AÇÃO REQUERIDA 1: Relacione todos os valores em bilhões de reais mencionados no texto sobre os leilões de concessões.
AÇÃO REQUERIDA 2: De acordo com o texto sobre os leilões de concessões, quem é o ministro da Economia?
AÇÃO REQUERIDA 3: Reescreva de forma mais concisa o parágrafo do texto sobre os leilões de concessões que começa com "E no fim deste mês", preservando seus fatos principais.

TRECHO APRESENTADO:

━━━

Após várias licitações bem-sucedidas, o governo de Jair Bolsonaro (sem partido) se vangloria de ter recuperado a confiança dos investidores no Brasil — mas empresários e analistas, na expectativa de um gigantesco programa de concessões e privatizações, são cautelosos e exigem mais reformas pró-mercado.

No começo de abril, o leilão de 22 aeroportos, uma ferrovia e cinco terminais portuários arrecadou R$ 3,5 bilhões de reais, com compromissos de investimentos de quase o triplo do valor em 30 anos.

E no fim deste mês, o leilão da concessionária dos serviços de água e esgoto do Rio de Janeiro, a Cedae, arrecadou R$ 22,7 bilhões de reais, mais que o dobro do esperado, com investimentos da ordem de R$ 30 bilhões em 35 anos.

“Esse é o momento que marca a nossa história, a nossa economia”, afirmou Bolsonaro, comemorando a demonstração de “confiança dos investidores”.

“O Brasil vai retomar o crescimento, nós vamos atravessar as duas ondas”, a das crises sanitária e econômica, disse o ministro da Economia, Paulo Guedes.

Com os olhos postos na reeleição em 2022, Bolsonaro aposta em repetir estes êxitos com uma centena de ativos que o governo pretende leiloar este ano por um valor estimado em R$ 445,6 bilhões de reais e com os 85 projetos do ano que vem.

━━━

LINHAS FORNECIDAS:

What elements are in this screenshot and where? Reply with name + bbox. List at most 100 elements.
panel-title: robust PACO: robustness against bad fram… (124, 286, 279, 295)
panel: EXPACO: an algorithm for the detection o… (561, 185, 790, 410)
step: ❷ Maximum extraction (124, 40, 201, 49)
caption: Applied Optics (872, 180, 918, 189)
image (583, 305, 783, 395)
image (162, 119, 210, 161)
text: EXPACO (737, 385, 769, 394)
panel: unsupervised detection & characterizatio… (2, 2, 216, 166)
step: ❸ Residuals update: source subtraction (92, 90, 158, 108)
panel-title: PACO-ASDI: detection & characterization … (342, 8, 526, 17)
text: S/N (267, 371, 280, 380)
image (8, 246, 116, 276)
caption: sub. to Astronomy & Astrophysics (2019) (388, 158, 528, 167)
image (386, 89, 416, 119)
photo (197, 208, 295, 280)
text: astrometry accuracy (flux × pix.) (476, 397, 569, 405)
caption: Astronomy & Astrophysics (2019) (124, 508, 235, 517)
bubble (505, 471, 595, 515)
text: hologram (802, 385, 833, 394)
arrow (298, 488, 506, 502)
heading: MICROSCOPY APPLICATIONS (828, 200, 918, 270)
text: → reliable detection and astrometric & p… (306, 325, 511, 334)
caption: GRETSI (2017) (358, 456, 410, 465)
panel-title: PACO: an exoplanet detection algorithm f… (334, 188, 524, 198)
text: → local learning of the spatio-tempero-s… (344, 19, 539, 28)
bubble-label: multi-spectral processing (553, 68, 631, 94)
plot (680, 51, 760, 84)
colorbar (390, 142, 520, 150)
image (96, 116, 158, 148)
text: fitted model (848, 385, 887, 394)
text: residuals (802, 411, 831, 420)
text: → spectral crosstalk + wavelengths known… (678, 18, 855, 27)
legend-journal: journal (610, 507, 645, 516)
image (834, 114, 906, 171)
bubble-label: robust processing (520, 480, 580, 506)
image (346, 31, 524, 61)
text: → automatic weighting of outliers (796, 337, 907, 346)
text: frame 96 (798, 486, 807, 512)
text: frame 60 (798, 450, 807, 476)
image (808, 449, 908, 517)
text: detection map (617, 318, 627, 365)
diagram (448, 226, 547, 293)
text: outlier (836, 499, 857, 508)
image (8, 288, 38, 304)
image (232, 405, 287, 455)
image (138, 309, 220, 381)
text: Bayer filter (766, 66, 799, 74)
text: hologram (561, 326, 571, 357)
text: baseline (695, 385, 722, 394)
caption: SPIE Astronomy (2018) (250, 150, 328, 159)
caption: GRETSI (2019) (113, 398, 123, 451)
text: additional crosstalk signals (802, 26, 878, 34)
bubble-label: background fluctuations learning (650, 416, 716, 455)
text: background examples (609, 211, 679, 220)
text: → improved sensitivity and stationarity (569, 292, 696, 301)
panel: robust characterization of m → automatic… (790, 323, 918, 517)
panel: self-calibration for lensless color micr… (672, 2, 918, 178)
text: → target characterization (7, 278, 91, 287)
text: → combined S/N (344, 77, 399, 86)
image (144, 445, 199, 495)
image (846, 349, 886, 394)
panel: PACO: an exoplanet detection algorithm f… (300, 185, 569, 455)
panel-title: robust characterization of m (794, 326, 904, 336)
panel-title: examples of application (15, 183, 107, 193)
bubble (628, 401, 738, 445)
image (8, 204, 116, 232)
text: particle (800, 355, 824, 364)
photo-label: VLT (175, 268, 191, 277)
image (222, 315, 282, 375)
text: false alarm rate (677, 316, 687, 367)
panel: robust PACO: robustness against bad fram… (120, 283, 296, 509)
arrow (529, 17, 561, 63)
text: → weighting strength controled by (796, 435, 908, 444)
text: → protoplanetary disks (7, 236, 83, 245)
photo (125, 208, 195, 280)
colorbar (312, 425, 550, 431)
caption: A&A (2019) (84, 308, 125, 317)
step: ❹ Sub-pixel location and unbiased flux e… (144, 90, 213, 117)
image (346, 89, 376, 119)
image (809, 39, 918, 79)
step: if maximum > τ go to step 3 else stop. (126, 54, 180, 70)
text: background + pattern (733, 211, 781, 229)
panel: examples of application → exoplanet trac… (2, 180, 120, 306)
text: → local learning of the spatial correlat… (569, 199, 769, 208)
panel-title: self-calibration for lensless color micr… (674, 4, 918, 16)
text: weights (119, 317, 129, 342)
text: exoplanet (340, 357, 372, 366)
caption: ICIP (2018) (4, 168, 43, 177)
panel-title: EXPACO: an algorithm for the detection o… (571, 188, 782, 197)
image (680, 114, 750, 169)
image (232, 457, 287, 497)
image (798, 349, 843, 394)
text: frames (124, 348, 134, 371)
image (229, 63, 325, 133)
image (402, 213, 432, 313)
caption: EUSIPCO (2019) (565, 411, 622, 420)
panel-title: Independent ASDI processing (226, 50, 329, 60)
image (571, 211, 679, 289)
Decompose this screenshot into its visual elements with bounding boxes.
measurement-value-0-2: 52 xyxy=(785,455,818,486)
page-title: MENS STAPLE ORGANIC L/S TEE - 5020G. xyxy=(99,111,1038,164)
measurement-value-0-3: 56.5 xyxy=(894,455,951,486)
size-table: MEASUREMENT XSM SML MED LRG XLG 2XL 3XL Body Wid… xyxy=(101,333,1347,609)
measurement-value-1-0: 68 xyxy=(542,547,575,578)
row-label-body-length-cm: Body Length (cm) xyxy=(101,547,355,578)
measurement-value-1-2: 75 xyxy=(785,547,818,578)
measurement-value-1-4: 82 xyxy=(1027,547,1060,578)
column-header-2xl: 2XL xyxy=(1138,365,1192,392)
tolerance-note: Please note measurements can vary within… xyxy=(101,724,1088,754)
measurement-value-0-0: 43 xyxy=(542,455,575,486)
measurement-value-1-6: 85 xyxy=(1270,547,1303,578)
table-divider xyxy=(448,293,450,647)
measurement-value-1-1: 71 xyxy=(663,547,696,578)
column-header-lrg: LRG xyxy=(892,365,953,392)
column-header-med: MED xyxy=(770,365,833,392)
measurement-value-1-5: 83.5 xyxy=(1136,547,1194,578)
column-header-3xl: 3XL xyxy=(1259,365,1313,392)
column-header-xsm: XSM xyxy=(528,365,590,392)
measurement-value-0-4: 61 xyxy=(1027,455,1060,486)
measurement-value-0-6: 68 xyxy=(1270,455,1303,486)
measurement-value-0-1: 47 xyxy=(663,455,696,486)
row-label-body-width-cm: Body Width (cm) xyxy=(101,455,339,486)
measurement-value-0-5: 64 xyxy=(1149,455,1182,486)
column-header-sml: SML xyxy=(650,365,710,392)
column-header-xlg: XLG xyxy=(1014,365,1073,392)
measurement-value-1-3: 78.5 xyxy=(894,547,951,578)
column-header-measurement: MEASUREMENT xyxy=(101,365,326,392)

━━━

CAMPO DE RESPOSTA 1:
R$ 3,5 bilhões
R$ 22,7 bilhões
R$ 30 bilhões
R$ 445,6 bilhões

CAMPO DE RESPOSTA 2: Paulo Guedes.

CAMPO DE RESPOSTA 3: No fim do mês, o leilão da Cedae, concessionária de água e esgoto do Rio de Janeiro, arrecadou R$ 22,7 bilhões. O valor foi mais que o dobro do esperado, com investimentos de cerca de R$ 30 bilhões em 35 anos.